──────── GIVEN RECORDS ────────
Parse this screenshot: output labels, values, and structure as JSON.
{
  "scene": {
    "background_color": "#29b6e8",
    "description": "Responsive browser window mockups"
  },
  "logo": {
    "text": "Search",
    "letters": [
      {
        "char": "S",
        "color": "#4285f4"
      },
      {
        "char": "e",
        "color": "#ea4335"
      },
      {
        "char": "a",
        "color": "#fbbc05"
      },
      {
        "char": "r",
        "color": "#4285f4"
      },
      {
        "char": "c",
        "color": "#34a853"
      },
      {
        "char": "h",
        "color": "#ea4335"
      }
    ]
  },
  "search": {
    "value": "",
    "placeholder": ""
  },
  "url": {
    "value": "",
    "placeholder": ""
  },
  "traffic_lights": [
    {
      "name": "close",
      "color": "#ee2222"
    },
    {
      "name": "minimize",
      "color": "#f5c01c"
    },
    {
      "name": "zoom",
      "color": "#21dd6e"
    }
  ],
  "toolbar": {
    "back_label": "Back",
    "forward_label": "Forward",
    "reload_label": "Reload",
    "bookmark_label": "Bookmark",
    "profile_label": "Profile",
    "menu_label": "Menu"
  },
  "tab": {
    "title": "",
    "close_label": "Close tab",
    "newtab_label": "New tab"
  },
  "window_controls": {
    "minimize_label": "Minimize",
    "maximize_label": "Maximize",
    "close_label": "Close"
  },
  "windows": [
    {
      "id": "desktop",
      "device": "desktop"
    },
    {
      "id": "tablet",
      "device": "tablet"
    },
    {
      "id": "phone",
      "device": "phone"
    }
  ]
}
────────
──────── GIVEN RECORDS ────────
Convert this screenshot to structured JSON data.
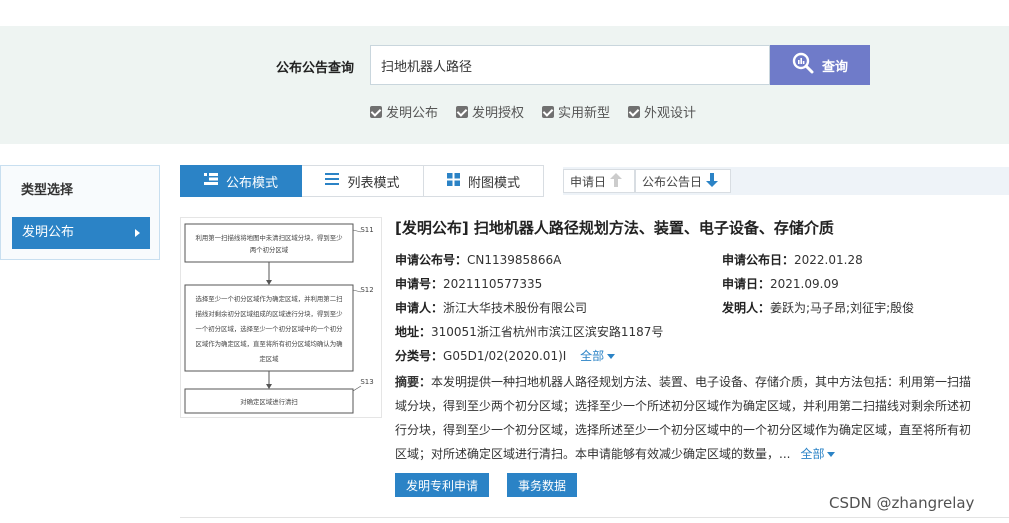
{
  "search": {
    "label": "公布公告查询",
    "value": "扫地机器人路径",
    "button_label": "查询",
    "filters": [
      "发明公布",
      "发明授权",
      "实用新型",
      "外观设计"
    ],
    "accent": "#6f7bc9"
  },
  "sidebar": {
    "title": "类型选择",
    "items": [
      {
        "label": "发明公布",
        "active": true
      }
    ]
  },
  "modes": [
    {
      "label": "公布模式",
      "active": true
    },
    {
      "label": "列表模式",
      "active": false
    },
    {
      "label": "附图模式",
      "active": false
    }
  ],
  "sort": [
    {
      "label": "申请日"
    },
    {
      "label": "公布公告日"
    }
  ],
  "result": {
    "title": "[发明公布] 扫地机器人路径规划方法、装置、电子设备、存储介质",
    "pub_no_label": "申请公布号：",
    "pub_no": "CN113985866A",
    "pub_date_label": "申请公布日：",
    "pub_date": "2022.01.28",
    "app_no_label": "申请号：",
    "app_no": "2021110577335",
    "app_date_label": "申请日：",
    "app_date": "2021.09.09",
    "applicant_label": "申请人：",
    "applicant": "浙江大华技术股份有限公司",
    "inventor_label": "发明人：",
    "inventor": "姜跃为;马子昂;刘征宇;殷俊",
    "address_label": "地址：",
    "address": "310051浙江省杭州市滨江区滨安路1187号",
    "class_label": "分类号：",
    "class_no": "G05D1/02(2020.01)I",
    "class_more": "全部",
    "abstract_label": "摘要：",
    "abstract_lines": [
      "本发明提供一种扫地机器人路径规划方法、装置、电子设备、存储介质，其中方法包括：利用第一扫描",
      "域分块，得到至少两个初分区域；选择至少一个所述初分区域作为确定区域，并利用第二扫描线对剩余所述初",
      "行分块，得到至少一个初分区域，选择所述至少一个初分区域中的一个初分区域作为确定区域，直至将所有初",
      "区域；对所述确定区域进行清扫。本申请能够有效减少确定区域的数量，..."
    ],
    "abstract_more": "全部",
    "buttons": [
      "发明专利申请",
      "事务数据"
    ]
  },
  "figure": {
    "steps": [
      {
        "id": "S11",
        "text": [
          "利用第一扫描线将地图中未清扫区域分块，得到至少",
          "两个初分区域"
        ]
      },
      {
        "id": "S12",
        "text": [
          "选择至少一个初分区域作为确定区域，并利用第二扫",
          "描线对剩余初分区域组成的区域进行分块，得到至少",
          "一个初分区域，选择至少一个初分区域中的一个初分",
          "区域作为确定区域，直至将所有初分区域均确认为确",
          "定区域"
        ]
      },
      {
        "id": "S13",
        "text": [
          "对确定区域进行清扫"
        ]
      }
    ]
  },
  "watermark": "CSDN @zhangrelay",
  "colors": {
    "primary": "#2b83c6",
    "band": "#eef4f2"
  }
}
────────
#### [AIM]
Take every line from the data above that holds "JSON" and copy it out.

#### [REPLY TO THE EXERCISE]
Parse this screenshot: output labels, values, and structure as JSON.
Convert this screenshot to structured JSON data.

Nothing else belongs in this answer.